# Page extract start

She has to know what she is doing is wrong so who has set this all in motion?
Hart is not moving and is prepared for whatever the evil LASC has in store for her. Should anything happen to her - please make sure all that are responsible are held accountable. And please make sure Ashan Peiris and Kyle Dupree go to jail. If there was a REAL settlement Ashan Peiris would not have asked Judge Cochran to dismiss Judge Watkins case. But clearly something and someone did something nefarious between April 22, 2025 and May 9, 2025 to put this in motion and it aint gonna get anywhere but end careers and embarrass LASC once again.
Judge Watkins and Wilson Elser are coming for someone's property and doing it illegally. Under the constitution Hart will protect her property. With all the breaches and Judge Watkins' unnecessary order she herself has caused breach. We are NOW coming for their careers.
Hopeful prediction: She ends up working from home in the same department Judge Falls is now in.
She then ignores Ashan Peiris acquiescing to "breach" in the April 11, 2025 Order and prohibits Hart from propounding discovery on the defendants when the unconscionable clause comes with a caveat: unless there is breach. She just did not read the entire clause and then states:
Defendants have established the parties entered into a Settlement Agreement. Plaintiff has not established why it should not be enforced. The Settlement Agreement provides that Plaintiff will not prosecute discovery against the Agreement’s signatories, who include Dupree. (SA, par. 2(m).)
BUT....the actual INSANE clause states:
Defendants will comply with Judge Watkins order, dated October 25, 2024, in Lawsuit 2 no later than November 15, 2024 which includes a $250 sanction check. Plaintiff will not make motions against Defendants, serve Defendants with discovery in this action, including subpoenas for deposition or appearance at trial unless there is a breach, or a court finds that this is not an enforceable clause.
April 11, 2025 Order: Breach is conceded as to the timing of payment after the first payment. This means defendant or witness Jonathan Kyle Dupree has to be deposed. She literally denied my motion to compel.
She has the gall to write: There is nothing in the transcripts of the proceedings in the Hart v Sullivan case or ruling of Judge Cochran which affect the outcome of this motion.
April 11, 2025 Order Hart v Sullivan: After conferring with plaintiff (self-represented) and counsel for defendant, the Court issues the following ruling:
The motion to enforce settlement is granted, as fully reflected in the notes of the official court reporter and incorporated herein by reference.

# Page extract end

What you need to do:
Answer these questions from the page extract on the Hart settlement dispute:
1. Between which two dates does the page extract say something was done to set matters in motion?
2. How large is the sanction check in the settlement clause it quotes?
3. According to the April 11, 2025 Order, breach is conceded as to what?

# Recorded information start

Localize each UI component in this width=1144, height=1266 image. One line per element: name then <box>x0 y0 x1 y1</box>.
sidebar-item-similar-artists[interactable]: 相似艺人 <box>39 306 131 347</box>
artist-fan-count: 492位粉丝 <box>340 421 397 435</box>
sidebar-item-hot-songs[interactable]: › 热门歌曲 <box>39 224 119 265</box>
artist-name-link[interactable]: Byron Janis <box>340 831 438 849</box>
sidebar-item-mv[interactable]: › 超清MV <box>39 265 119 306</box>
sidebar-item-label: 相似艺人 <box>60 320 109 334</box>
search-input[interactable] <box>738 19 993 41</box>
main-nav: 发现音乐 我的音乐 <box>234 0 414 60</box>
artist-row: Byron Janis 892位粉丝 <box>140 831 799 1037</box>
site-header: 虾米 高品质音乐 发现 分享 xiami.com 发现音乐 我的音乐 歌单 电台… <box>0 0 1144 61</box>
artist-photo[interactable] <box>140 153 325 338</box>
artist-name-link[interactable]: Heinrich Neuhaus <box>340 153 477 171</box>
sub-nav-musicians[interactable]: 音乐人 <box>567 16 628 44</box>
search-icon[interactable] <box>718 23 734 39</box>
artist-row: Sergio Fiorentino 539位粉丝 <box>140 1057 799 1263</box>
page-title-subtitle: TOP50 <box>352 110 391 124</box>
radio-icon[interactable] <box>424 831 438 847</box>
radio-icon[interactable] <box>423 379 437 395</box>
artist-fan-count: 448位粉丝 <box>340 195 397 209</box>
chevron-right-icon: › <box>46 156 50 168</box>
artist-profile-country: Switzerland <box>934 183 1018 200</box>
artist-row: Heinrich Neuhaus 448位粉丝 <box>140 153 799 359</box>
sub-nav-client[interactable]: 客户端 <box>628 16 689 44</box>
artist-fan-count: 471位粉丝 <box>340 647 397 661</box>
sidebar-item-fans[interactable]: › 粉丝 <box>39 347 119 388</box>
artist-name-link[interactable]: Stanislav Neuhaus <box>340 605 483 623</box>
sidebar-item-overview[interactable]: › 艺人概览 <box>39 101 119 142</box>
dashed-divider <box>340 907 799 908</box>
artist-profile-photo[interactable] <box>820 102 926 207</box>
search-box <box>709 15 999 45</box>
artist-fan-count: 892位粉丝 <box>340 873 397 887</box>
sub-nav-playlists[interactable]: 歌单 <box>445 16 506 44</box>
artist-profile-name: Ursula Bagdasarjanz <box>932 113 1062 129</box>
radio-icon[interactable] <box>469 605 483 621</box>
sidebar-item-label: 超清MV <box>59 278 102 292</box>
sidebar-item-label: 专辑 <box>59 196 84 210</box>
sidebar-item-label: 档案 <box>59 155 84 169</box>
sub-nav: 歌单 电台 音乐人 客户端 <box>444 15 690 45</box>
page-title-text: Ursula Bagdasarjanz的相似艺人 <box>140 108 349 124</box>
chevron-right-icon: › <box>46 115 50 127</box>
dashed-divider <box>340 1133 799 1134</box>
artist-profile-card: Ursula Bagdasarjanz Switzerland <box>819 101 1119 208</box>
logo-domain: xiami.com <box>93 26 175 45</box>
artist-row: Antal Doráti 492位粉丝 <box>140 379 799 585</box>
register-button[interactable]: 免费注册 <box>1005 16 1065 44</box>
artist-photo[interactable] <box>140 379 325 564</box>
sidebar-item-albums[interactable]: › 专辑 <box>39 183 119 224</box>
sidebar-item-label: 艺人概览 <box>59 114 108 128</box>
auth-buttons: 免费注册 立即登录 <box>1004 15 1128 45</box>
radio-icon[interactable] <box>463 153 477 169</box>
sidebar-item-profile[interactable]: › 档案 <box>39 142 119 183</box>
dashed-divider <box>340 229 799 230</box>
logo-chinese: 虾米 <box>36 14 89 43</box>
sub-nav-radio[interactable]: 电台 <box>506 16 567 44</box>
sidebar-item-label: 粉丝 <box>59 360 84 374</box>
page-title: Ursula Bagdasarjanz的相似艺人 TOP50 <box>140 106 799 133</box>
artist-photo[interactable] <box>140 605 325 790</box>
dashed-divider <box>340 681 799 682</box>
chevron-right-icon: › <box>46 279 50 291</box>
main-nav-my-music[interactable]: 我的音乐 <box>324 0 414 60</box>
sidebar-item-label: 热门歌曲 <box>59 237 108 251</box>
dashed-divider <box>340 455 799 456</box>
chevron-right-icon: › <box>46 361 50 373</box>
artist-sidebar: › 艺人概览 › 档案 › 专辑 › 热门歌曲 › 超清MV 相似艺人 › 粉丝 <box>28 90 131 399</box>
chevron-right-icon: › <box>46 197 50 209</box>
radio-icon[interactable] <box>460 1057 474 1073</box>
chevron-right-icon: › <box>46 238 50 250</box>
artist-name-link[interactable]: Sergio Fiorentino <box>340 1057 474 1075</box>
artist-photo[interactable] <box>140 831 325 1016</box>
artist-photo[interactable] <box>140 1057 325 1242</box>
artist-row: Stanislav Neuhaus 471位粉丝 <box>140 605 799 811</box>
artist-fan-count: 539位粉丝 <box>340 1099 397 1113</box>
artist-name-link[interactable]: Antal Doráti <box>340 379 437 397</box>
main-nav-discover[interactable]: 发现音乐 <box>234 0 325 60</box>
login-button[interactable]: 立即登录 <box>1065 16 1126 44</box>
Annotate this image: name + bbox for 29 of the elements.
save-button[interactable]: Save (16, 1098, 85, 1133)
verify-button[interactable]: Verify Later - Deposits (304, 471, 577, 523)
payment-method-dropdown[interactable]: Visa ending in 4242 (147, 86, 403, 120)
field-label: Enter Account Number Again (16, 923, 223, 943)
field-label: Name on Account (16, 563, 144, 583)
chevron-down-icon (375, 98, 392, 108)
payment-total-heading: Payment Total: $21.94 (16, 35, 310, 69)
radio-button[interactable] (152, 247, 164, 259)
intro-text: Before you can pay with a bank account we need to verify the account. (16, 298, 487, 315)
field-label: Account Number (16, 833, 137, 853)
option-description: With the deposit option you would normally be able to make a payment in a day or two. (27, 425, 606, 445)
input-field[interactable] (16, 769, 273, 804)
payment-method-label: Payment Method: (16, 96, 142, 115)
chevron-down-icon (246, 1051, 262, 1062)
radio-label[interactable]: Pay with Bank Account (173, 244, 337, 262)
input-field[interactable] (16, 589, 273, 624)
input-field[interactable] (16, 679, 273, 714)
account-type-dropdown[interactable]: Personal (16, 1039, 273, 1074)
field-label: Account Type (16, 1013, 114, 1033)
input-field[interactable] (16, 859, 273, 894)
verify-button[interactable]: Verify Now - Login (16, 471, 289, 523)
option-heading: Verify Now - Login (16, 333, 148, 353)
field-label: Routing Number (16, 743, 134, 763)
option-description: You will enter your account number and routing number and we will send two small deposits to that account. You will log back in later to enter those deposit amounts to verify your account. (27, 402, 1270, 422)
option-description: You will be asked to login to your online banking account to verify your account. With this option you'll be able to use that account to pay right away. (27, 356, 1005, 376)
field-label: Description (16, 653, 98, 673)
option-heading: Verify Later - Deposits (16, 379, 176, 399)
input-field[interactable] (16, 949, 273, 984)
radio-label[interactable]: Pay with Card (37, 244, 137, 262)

# Recorded information end

Solution to this problem:
1. April 22, 2025 and May 9, 2025.
2. $250.
3. The timing of payment after the first payment.